Records to process:
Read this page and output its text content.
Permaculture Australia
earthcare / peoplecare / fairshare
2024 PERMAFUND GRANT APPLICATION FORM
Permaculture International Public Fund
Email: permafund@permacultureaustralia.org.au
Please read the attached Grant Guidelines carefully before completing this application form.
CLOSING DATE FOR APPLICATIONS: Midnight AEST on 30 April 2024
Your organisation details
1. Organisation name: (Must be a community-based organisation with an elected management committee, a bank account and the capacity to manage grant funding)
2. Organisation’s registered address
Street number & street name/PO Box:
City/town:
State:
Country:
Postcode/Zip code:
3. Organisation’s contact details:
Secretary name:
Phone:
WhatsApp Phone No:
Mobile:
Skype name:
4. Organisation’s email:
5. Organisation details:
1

Your instructions: From the records above, copy every line that holds the word "details".

Exercise output:
Your organisation details
3. Organisation’s contact details:
5. Organisation details:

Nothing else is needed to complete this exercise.